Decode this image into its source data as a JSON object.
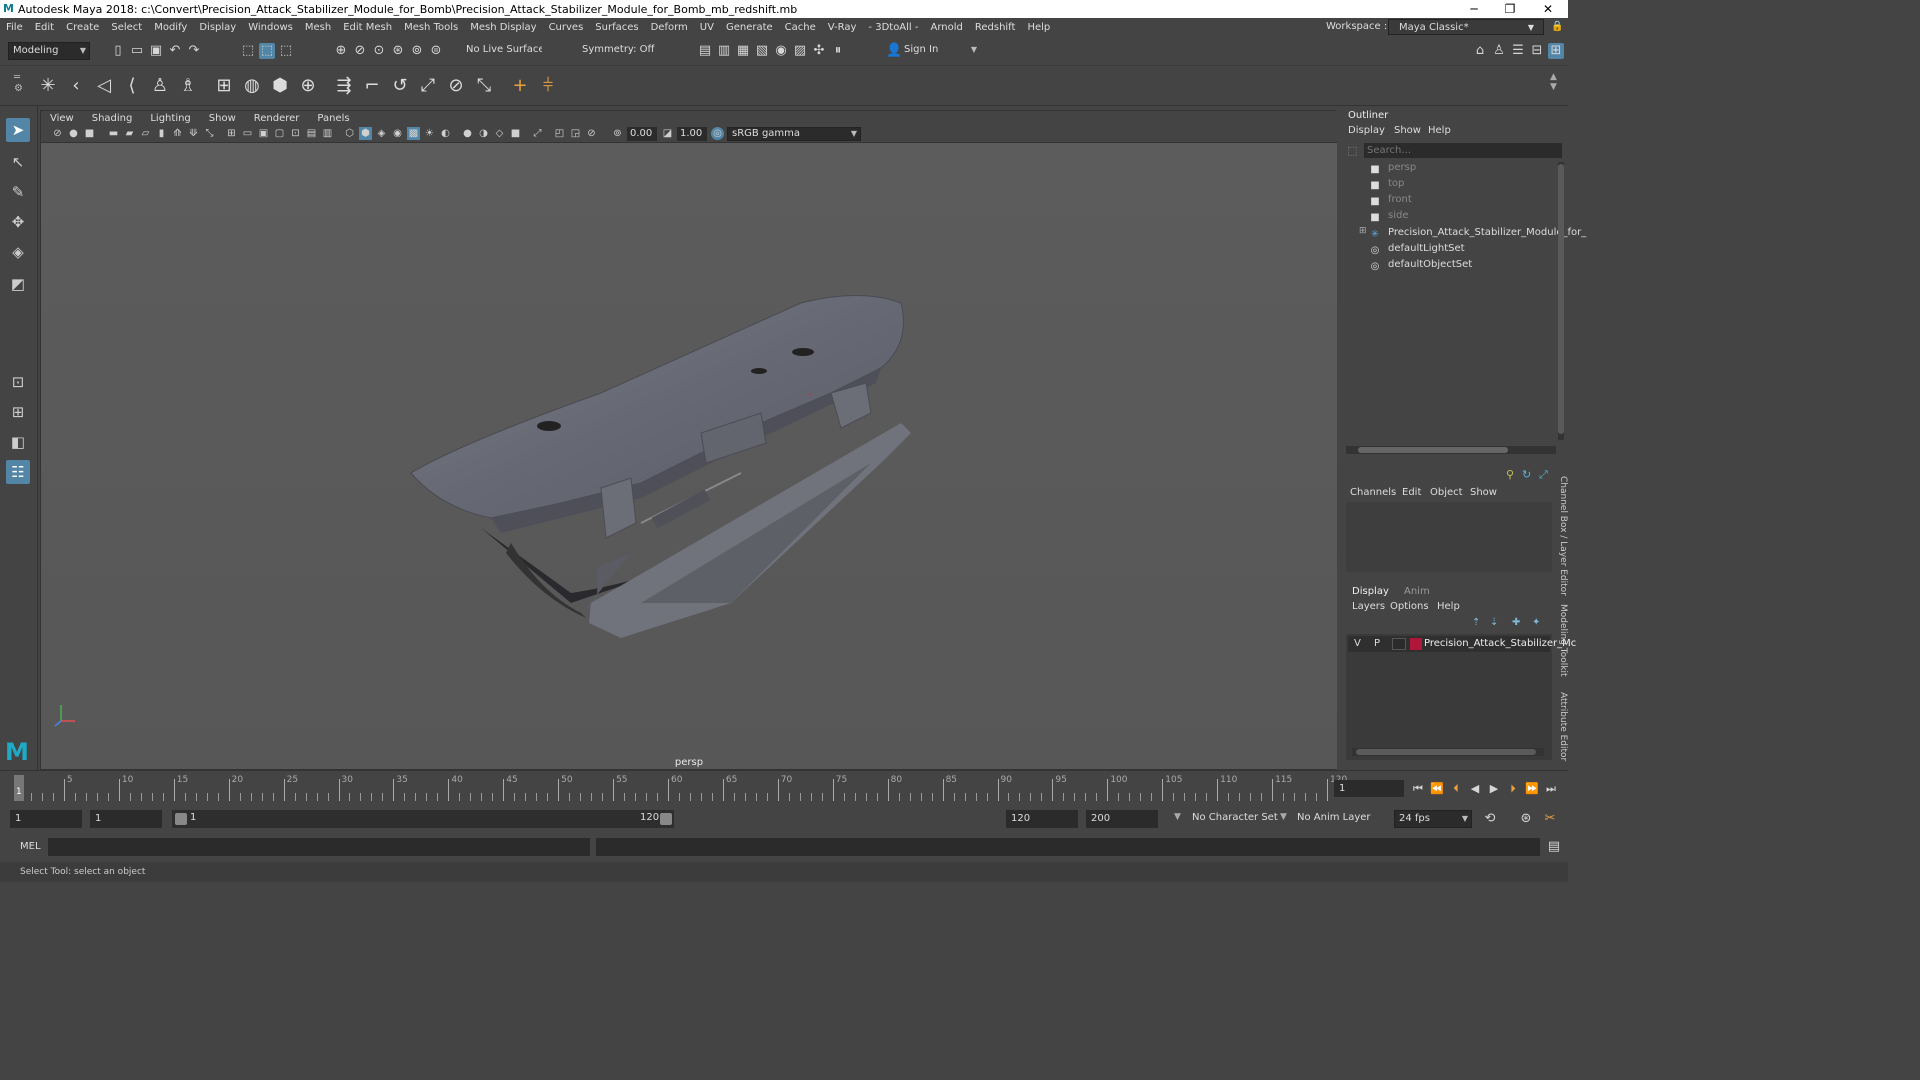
{
  "window": {
    "title": "Autodesk Maya 2018: c:\\Convert\\Precision_Attack_Stabilizer_Module_for_Bomb\\Precision_Attack_Stabilizer_Module_for_Bomb_mb_redshift.mb",
    "minimize": "─",
    "maximize": "❐",
    "close": "✕"
  },
  "menu": [
    "File",
    "Edit",
    "Create",
    "Select",
    "Modify",
    "Display",
    "Windows",
    "Mesh",
    "Edit Mesh",
    "Mesh Tools",
    "Mesh Display",
    "Curves",
    "Surfaces",
    "Deform",
    "UV",
    "Generate",
    "Cache",
    "V-Ray",
    "- 3DtoAll -",
    "Arnold",
    "Redshift",
    "Help"
  ],
  "workspace": {
    "label": "Workspace :",
    "value": "Maya Classic*"
  },
  "status": {
    "mode": "Modeling",
    "live_surface": "No Live Surface",
    "symmetry": "Symmetry: Off",
    "sign_in": "Sign In"
  },
  "panel_menu": [
    "View",
    "Shading",
    "Lighting",
    "Show",
    "Renderer",
    "Panels"
  ],
  "panel_toolbar": {
    "exposure": "0.00",
    "gamma": "1.00",
    "color_space": "sRGB gamma"
  },
  "viewport": {
    "camera": "persp"
  },
  "outliner": {
    "title": "Outliner",
    "menu": [
      "Display",
      "Show",
      "Help"
    ],
    "search_placeholder": "Search...",
    "items": [
      {
        "label": "persp",
        "dim": true
      },
      {
        "label": "top",
        "dim": true
      },
      {
        "label": "front",
        "dim": true
      },
      {
        "label": "side",
        "dim": true
      },
      {
        "label": "Precision_Attack_Stabilizer_Module_for_",
        "dim": false
      },
      {
        "label": "defaultLightSet",
        "dim": false
      },
      {
        "label": "defaultObjectSet",
        "dim": false
      }
    ]
  },
  "channel_box": {
    "menu": [
      "Channels",
      "Edit",
      "Object",
      "Show"
    ]
  },
  "layer_editor": {
    "tabs": [
      "Display",
      "Anim"
    ],
    "menu": [
      "Layers",
      "Options",
      "Help"
    ],
    "layer": {
      "v": "V",
      "p": "P",
      "name": "Precision_Attack_Stabilizer_Mc",
      "color": "#b0163a"
    }
  },
  "side_tabs": [
    "Channel Box / Layer Editor",
    "Modeling Toolkit",
    "Attribute Editor"
  ],
  "timeline": {
    "ticks": [
      "5",
      "10",
      "15",
      "20",
      "25",
      "30",
      "35",
      "40",
      "45",
      "50",
      "55",
      "60",
      "65",
      "70",
      "75",
      "80",
      "85",
      "90",
      "95",
      "100",
      "105",
      "110",
      "115",
      "120"
    ],
    "current_frame_marker": "1",
    "current_frame": "1"
  },
  "range": {
    "start": "1",
    "anim_start": "1",
    "slider_start": "1",
    "slider_end": "120",
    "end": "120",
    "anim_end": "200",
    "character_set": "No Character Set",
    "anim_layer": "No Anim Layer",
    "fps": "24 fps"
  },
  "command": {
    "label": "MEL"
  },
  "help": {
    "text": "Select Tool: select an object"
  }
}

§ Exercise instructions:
Copy each line of the records precisely and drop any images they hold.

§ Exercise answer:
Decode this image into its source data as a JSON object.
{
  "window": {
    "title": "Autodesk Maya 2018: c:\\Convert\\Precision_Attack_Stabilizer_Module_for_Bomb\\Precision_Attack_Stabilizer_Module_for_Bomb_mb_redshift.mb",
    "minimize": "─",
    "maximize": "❐",
    "close": "✕"
  },
  "menu": [
    "File",
    "Edit",
    "Create",
    "Select",
    "Modify",
    "Display",
    "Windows",
    "Mesh",
    "Edit Mesh",
    "Mesh Tools",
    "Mesh Display",
    "Curves",
    "Surfaces",
    "Deform",
    "UV",
    "Generate",
    "Cache",
    "V-Ray",
    "- 3DtoAll -",
    "Arnold",
    "Redshift",
    "Help"
  ],
  "workspace": {
    "label": "Workspace :",
    "value": "Maya Classic*"
  },
  "status": {
    "mode": "Modeling",
    "live_surface": "No Live Surface",
    "symmetry": "Symmetry: Off",
    "sign_in": "Sign In"
  },
  "panel_menu": [
    "View",
    "Shading",
    "Lighting",
    "Show",
    "Renderer",
    "Panels"
  ],
  "panel_toolbar": {
    "exposure": "0.00",
    "gamma": "1.00",
    "color_space": "sRGB gamma"
  },
  "viewport": {
    "camera": "persp"
  },
  "outliner": {
    "title": "Outliner",
    "menu": [
      "Display",
      "Show",
      "Help"
    ],
    "search_placeholder": "Search...",
    "items": [
      {
        "label": "persp",
        "dim": true
      },
      {
        "label": "top",
        "dim": true
      },
      {
        "label": "front",
        "dim": true
      },
      {
        "label": "side",
        "dim": true
      },
      {
        "label": "Precision_Attack_Stabilizer_Module_for_",
        "dim": false
      },
      {
        "label": "defaultLightSet",
        "dim": false
      },
      {
        "label": "defaultObjectSet",
        "dim": false
      }
    ]
  },
  "channel_box": {
    "menu": [
      "Channels",
      "Edit",
      "Object",
      "Show"
    ]
  },
  "layer_editor": {
    "tabs": [
      "Display",
      "Anim"
    ],
    "menu": [
      "Layers",
      "Options",
      "Help"
    ],
    "layer": {
      "v": "V",
      "p": "P",
      "name": "Precision_Attack_Stabilizer_Mc",
      "color": "#b0163a"
    }
  },
  "side_tabs": [
    "Channel Box / Layer Editor",
    "Modeling Toolkit",
    "Attribute Editor"
  ],
  "timeline": {
    "ticks": [
      "5",
      "10",
      "15",
      "20",
      "25",
      "30",
      "35",
      "40",
      "45",
      "50",
      "55",
      "60",
      "65",
      "70",
      "75",
      "80",
      "85",
      "90",
      "95",
      "100",
      "105",
      "110",
      "115",
      "120"
    ],
    "current_frame_marker": "1",
    "current_frame": "1"
  },
  "range": {
    "start": "1",
    "anim_start": "1",
    "slider_start": "1",
    "slider_end": "120",
    "end": "120",
    "anim_end": "200",
    "character_set": "No Character Set",
    "anim_layer": "No Anim Layer",
    "fps": "24 fps"
  },
  "command": {
    "label": "MEL"
  },
  "help": {
    "text": "Select Tool: select an object"
  }
}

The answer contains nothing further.